- _Instruction_:
Make an exact copy of all the material below, apart from the pictures.

══ Stored records

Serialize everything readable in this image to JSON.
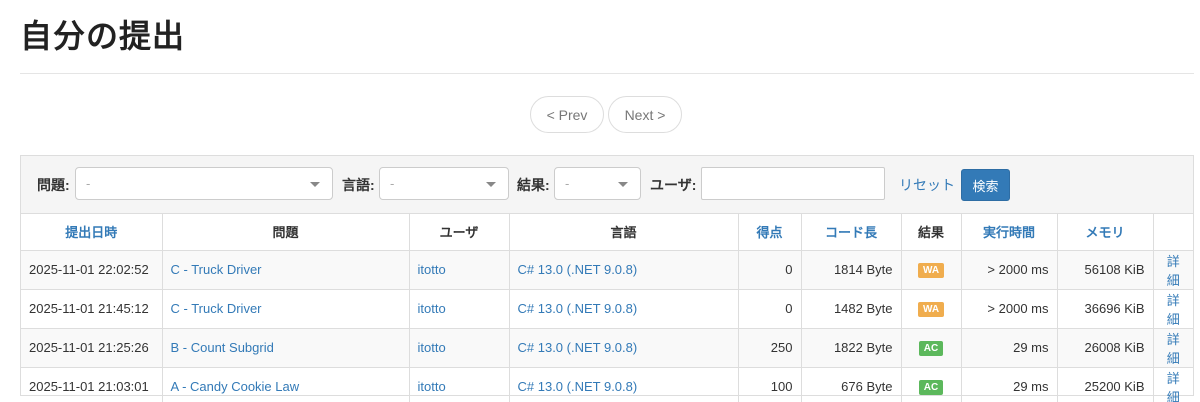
{
  "page": {
    "title": "自分の提出"
  },
  "pager": {
    "prev": "< Prev",
    "next": "Next >"
  },
  "filters": {
    "problem_label": "問題:",
    "problem_value": "-",
    "language_label": "言語:",
    "language_value": "-",
    "status_label": "結果:",
    "status_value": "-",
    "user_label": "ユーザ:",
    "user_value": "",
    "reset": "リセット",
    "search": "検索"
  },
  "table": {
    "headers": [
      "提出日時",
      "問題",
      "ユーザ",
      "言語",
      "得点",
      "コード長",
      "結果",
      "実行時間",
      "メモリ",
      ""
    ],
    "rows": [
      {
        "time": "2025-11-01 22:02:52",
        "problem": "C - Truck Driver",
        "user": "itotto",
        "language": "C# 13.0 (.NET 9.0.8)",
        "score": "0",
        "code_length": "1814 Byte",
        "status": "WA",
        "exec_time": "> 2000 ms",
        "memory": "56108 KiB",
        "detail": "詳細"
      },
      {
        "time": "2025-11-01 21:45:12",
        "problem": "C - Truck Driver",
        "user": "itotto",
        "language": "C# 13.0 (.NET 9.0.8)",
        "score": "0",
        "code_length": "1482 Byte",
        "status": "WA",
        "exec_time": "> 2000 ms",
        "memory": "36696 KiB",
        "detail": "詳細"
      },
      {
        "time": "2025-11-01 21:25:26",
        "problem": "B - Count Subgrid",
        "user": "itotto",
        "language": "C# 13.0 (.NET 9.0.8)",
        "score": "250",
        "code_length": "1822 Byte",
        "status": "AC",
        "exec_time": "29 ms",
        "memory": "26008 KiB",
        "detail": "詳細"
      },
      {
        "time": "2025-11-01 21:03:01",
        "problem": "A - Candy Cookie Law",
        "user": "itotto",
        "language": "C# 13.0 (.NET 9.0.8)",
        "score": "100",
        "code_length": "676 Byte",
        "status": "AC",
        "exec_time": "29 ms",
        "memory": "25200 KiB",
        "detail": "詳細"
      }
    ]
  },
  "colors": {
    "link": "#337ab7",
    "wa": "#f0ad4e",
    "ac": "#5cb85c"
  }
}
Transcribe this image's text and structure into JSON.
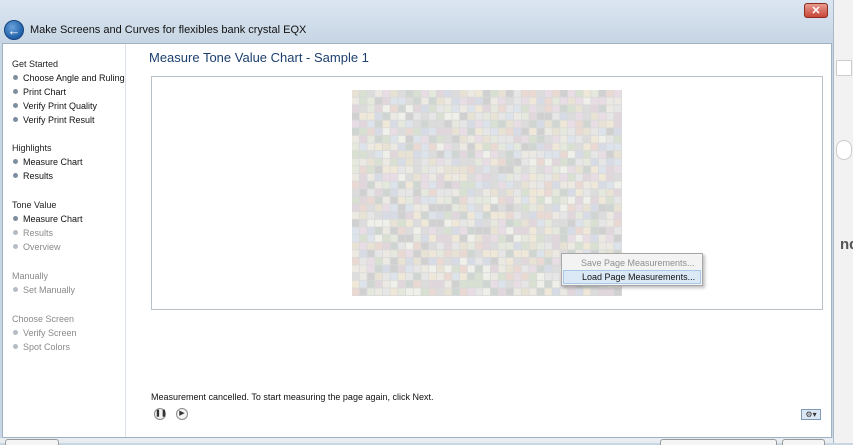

════

- _Correct answer_:
Serialize everything readable in this image to JSON.
{
  "page": {
    "title": "自分の提出"
  },
  "pager": {
    "prev": "< Prev",
    "next": "Next >"
  },
  "filters": {
    "problem_label": "問題:",
    "problem_value": "-",
    "language_label": "言語:",
    "language_value": "-",
    "status_label": "結果:",
    "status_value": "-",
    "user_label": "ユーザ:",
    "user_value": "",
    "reset": "リセット",
    "search": "検索"
  },
  "table": {
    "headers": [
      "提出日時",
      "問題",
      "ユーザ",
      "言語",
      "得点",
      "コード長",
      "結果",
      "実行時間",
      "メモリ",
      ""
    ],
    "rows": [
      {
        "time": "2025-11-01 22:02:52",
        "problem": "C - Truck Driver",
        "user": "itotto",
        "language": "C# 13.0 (.NET 9.0.8)",
        "score": "0",
        "code_length": "1814 Byte",
        "status": "WA",
        "exec_time": "> 2000 ms",
        "memory": "56108 KiB",
        "detail": "詳細"
      },
      {
        "time": "2025-11-01 21:45:12",
        "problem": "C - Truck Driver",
        "user": "itotto",
        "language": "C# 13.0 (.NET 9.0.8)",
        "score": "0",
        "code_length": "1482 Byte",
        "status": "WA",
        "exec_time": "> 2000 ms",
        "memory": "36696 KiB",
        "detail": "詳細"
      },
      {
        "time": "2025-11-01 21:25:26",
        "problem": "B - Count Subgrid",
        "user": "itotto",
        "language": "C# 13.0 (.NET 9.0.8)",
        "score": "250",
        "code_length": "1822 Byte",
        "status": "AC",
        "exec_time": "29 ms",
        "memory": "26008 KiB",
        "detail": "詳細"
      },
      {
        "time": "2025-11-01 21:03:01",
        "problem": "A - Candy Cookie Law",
        "user": "itotto",
        "language": "C# 13.0 (.NET 9.0.8)",
        "score": "100",
        "code_length": "676 Byte",
        "status": "AC",
        "exec_time": "29 ms",
        "memory": "25200 KiB",
        "detail": "詳細"
      }
    ]
  },
  "colors": {
    "link": "#337ab7",
    "wa": "#f0ad4e",
    "ac": "#5cb85c"
  }
}
Transcribe this image's text and structure into JSON.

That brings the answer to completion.